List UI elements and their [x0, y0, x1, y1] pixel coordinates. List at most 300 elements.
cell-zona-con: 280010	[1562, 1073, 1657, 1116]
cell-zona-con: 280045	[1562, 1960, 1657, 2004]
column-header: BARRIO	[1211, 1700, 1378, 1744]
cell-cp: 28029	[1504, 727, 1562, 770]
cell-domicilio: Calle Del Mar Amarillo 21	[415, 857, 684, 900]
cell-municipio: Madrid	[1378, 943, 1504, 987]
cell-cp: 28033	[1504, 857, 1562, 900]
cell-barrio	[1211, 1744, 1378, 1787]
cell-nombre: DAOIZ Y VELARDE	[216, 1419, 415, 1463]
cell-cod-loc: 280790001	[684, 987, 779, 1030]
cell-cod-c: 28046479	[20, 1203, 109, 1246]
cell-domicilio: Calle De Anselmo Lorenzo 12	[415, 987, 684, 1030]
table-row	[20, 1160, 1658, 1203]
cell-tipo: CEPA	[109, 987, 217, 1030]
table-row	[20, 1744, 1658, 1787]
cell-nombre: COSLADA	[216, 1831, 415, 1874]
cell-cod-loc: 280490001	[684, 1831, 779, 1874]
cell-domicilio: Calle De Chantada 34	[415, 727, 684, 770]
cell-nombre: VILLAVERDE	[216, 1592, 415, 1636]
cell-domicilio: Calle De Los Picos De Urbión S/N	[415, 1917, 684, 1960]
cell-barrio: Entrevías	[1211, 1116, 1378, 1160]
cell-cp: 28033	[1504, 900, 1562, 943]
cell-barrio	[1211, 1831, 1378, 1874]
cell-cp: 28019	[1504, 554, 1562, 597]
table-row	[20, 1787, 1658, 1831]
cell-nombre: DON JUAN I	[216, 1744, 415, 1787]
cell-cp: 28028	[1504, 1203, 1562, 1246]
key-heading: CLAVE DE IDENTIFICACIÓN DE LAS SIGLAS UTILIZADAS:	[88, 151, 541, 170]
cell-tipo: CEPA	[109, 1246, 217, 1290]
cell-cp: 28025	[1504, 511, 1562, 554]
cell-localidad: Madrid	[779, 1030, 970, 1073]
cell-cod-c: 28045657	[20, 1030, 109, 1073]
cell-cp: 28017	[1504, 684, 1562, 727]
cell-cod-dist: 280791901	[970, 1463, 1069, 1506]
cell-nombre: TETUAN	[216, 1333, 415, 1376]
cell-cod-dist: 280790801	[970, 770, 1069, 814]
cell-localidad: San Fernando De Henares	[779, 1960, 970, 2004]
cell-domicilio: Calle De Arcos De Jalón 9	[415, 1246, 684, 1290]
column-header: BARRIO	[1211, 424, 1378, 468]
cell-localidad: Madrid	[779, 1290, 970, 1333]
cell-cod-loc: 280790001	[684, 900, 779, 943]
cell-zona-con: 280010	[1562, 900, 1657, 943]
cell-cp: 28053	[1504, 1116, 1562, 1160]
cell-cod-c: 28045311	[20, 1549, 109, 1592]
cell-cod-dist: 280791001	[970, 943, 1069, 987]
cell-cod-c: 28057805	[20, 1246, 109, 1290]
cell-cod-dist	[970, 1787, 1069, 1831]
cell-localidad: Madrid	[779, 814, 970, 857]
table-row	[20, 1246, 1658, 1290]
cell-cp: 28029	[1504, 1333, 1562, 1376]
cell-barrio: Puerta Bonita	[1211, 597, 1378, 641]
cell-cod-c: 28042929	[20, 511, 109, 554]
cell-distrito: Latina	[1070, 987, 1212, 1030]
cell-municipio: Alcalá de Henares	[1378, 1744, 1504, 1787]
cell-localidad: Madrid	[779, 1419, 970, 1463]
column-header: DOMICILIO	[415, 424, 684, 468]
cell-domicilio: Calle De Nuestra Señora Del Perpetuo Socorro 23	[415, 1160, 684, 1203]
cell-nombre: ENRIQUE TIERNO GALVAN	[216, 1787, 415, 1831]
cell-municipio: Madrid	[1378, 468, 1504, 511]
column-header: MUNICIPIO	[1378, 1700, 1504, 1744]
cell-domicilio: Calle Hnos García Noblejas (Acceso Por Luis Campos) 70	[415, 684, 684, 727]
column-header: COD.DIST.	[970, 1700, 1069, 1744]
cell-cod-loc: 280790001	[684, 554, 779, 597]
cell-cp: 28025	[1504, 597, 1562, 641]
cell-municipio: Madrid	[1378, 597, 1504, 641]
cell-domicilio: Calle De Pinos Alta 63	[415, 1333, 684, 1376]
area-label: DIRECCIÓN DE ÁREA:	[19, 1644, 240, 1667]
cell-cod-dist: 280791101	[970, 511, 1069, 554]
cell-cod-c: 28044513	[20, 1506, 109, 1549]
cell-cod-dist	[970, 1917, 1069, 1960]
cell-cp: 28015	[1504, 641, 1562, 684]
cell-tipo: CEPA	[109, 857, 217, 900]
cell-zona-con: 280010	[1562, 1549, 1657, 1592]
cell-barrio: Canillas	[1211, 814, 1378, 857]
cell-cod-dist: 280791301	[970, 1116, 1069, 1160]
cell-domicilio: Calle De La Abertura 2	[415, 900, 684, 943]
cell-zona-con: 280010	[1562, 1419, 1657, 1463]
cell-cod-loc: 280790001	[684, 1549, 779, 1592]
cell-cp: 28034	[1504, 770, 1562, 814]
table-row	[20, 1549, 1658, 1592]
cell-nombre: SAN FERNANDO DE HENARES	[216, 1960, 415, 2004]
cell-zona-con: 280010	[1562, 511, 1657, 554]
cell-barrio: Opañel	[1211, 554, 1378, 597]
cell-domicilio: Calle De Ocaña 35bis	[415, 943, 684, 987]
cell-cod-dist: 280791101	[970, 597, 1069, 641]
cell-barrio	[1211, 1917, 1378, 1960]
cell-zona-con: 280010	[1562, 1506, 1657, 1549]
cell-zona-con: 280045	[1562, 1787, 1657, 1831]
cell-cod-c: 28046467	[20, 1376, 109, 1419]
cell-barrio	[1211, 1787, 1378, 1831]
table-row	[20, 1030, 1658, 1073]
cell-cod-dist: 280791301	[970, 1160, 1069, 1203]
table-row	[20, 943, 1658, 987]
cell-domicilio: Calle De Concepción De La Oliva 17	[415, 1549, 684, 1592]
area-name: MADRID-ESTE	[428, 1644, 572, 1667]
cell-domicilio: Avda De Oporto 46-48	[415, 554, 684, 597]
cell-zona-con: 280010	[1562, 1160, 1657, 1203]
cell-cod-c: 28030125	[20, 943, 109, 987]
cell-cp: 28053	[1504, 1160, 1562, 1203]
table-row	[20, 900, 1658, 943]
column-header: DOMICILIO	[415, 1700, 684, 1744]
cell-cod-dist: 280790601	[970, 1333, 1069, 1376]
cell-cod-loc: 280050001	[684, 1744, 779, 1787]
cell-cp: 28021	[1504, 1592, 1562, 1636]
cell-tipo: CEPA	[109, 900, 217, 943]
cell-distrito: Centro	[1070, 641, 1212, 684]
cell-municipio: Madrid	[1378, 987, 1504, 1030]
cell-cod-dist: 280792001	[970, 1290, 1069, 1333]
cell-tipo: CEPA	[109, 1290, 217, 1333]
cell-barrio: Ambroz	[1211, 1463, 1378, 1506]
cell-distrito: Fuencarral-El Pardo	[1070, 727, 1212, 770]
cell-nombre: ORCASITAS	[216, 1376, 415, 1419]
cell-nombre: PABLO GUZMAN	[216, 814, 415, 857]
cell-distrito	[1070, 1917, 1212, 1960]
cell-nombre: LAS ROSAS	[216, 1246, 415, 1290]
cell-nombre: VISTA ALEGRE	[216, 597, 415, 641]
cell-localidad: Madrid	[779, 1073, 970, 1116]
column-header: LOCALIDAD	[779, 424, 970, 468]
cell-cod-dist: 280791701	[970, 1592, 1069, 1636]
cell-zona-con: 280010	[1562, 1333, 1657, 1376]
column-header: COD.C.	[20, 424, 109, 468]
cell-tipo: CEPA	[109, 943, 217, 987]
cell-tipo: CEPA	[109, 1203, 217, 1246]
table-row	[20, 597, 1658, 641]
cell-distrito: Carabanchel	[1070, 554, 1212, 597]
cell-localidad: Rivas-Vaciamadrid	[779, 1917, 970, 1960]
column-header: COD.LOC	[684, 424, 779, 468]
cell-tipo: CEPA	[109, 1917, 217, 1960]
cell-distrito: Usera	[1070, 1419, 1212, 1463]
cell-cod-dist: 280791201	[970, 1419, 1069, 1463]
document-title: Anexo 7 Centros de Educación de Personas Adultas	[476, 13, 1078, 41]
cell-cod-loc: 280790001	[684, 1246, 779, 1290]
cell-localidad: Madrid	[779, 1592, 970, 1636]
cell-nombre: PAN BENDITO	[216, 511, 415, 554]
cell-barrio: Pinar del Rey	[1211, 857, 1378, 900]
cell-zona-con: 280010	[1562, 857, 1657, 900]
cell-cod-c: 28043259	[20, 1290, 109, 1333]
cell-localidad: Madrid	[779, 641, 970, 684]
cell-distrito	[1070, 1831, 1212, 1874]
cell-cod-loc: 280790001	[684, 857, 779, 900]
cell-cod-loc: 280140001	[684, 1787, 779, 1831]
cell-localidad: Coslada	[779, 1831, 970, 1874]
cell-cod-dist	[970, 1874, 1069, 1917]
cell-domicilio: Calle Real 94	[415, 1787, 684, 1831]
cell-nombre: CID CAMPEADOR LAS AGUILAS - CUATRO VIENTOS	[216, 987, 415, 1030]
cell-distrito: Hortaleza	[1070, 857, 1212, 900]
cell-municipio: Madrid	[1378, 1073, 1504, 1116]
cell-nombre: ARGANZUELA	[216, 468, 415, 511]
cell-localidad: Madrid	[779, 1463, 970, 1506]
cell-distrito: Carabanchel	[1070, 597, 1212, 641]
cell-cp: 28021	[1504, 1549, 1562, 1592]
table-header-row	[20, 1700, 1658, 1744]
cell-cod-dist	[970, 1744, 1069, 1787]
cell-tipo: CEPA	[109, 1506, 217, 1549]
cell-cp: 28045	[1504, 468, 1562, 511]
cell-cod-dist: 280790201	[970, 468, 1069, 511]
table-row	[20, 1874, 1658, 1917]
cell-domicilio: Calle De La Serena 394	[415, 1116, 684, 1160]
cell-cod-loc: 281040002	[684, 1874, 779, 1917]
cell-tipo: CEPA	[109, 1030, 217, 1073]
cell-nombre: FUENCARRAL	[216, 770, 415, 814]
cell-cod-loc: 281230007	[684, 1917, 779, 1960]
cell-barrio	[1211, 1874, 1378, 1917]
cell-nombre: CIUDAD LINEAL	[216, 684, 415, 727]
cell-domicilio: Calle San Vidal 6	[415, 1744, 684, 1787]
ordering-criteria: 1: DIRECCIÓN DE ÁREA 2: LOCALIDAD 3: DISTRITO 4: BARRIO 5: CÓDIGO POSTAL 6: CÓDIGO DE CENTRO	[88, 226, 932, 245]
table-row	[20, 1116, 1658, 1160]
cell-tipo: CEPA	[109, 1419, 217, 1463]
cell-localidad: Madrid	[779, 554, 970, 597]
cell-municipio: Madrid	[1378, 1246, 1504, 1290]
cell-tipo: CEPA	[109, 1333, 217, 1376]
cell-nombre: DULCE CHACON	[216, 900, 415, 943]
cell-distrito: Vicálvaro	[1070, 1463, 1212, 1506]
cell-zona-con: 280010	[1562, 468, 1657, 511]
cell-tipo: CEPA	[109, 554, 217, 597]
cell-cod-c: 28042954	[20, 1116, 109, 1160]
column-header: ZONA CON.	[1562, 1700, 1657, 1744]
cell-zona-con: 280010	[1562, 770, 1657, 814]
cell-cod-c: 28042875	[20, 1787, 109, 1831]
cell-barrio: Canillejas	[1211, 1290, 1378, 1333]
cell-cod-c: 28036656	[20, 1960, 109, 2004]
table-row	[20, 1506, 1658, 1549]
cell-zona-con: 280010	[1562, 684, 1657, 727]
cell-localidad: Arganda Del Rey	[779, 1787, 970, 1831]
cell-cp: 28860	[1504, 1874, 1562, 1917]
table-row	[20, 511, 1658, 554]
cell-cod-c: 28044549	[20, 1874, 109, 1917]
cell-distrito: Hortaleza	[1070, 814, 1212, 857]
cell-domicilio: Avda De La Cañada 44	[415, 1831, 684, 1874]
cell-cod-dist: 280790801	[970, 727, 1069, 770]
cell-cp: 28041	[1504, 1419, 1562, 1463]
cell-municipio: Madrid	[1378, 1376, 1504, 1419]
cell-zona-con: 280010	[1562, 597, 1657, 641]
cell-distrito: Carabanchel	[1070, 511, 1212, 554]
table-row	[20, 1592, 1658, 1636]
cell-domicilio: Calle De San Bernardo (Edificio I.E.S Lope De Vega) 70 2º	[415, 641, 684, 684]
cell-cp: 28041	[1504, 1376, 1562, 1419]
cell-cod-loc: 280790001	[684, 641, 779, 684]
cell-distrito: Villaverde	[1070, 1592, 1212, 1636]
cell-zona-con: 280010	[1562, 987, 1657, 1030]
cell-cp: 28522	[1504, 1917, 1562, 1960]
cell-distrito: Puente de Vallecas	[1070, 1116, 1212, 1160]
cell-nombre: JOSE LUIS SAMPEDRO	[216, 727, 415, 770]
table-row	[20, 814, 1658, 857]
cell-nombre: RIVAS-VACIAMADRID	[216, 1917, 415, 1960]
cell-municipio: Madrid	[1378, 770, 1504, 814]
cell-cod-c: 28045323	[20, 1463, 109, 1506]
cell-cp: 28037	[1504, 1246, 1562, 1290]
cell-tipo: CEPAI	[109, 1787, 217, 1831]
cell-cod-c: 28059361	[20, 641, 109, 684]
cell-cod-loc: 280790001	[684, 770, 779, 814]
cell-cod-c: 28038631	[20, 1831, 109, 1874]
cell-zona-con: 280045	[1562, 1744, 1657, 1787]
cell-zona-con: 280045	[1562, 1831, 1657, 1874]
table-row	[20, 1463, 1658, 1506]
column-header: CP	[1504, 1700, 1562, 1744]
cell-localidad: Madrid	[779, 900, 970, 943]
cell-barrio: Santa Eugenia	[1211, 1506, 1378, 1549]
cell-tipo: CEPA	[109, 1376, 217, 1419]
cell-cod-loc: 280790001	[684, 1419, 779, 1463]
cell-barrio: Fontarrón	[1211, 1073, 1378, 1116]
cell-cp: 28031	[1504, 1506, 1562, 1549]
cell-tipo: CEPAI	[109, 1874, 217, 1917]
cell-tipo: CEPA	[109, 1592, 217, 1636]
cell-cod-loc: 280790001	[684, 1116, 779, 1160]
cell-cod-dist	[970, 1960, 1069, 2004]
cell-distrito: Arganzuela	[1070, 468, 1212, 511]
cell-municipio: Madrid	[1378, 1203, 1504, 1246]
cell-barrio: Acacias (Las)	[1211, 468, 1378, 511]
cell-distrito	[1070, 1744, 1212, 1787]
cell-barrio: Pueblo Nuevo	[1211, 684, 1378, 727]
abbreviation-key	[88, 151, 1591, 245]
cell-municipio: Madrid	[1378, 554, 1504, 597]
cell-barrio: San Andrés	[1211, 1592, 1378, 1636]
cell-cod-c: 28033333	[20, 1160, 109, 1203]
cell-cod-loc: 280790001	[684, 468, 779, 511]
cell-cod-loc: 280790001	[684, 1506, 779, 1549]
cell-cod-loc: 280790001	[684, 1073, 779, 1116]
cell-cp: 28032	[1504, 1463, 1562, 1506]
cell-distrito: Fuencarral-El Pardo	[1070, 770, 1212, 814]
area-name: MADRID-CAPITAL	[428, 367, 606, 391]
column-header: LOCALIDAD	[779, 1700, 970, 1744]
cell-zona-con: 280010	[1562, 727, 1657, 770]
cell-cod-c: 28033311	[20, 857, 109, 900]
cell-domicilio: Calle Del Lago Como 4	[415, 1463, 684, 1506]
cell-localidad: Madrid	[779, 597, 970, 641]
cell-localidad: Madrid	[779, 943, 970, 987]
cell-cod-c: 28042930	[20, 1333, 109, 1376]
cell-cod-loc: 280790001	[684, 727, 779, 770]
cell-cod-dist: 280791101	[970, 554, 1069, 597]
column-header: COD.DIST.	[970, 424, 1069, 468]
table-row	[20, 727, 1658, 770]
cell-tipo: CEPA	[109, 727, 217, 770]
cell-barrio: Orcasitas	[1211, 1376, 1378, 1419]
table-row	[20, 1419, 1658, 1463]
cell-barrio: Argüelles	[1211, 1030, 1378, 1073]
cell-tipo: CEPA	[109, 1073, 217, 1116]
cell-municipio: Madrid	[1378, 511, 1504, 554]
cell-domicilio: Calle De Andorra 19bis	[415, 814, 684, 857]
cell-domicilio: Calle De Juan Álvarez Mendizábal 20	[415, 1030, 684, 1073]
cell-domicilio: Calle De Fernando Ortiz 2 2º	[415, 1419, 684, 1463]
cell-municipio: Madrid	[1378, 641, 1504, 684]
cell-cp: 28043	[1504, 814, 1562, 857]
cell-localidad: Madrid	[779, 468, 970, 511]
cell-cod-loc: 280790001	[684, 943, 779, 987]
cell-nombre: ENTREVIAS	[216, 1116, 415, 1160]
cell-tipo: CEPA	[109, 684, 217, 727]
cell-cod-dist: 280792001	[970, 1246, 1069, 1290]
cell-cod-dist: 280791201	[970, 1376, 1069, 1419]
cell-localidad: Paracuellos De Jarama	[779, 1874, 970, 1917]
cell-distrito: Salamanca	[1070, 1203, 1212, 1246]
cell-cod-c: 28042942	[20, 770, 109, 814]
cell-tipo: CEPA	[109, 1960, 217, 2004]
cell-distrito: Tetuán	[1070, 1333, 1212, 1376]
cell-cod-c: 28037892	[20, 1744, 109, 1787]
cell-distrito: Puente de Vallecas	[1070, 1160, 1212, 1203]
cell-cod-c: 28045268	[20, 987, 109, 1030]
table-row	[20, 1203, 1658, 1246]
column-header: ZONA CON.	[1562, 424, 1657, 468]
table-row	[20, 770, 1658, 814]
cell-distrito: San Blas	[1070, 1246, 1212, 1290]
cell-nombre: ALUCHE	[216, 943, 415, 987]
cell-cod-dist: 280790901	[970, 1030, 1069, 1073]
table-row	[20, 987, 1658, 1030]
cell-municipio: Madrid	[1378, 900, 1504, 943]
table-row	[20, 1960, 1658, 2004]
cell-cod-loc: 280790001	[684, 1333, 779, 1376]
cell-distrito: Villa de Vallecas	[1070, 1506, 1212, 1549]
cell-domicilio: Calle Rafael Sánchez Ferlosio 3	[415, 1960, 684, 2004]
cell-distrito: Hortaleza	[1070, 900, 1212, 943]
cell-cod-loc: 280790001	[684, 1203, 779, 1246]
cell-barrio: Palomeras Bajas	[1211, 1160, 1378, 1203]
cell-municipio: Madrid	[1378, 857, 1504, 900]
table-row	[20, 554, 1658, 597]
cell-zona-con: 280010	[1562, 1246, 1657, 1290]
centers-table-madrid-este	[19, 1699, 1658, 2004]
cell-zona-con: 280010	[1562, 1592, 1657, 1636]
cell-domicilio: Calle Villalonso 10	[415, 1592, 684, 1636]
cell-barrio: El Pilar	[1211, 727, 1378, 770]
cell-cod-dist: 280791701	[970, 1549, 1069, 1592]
##########
● PROBLEM
Please return the lines from the first line of the records to the line with "cell-nombre: DAOIZ Y", both included, unchanged.

● EXERCISE ANSWER
List UI elements and their [x0, y0, x1, y1] pixel coordinates. List at most 300 elements.
cell-zona-con: 280010	[1562, 1073, 1657, 1116]
cell-zona-con: 280045	[1562, 1960, 1657, 2004]
column-header: BARRIO	[1211, 1700, 1378, 1744]
cell-cp: 28029	[1504, 727, 1562, 770]
cell-domicilio: Calle Del Mar Amarillo 21	[415, 857, 684, 900]
cell-municipio: Madrid	[1378, 943, 1504, 987]
cell-cp: 28033	[1504, 857, 1562, 900]
cell-barrio	[1211, 1744, 1378, 1787]
cell-nombre: DAOIZ Y VELARDE	[216, 1419, 415, 1463]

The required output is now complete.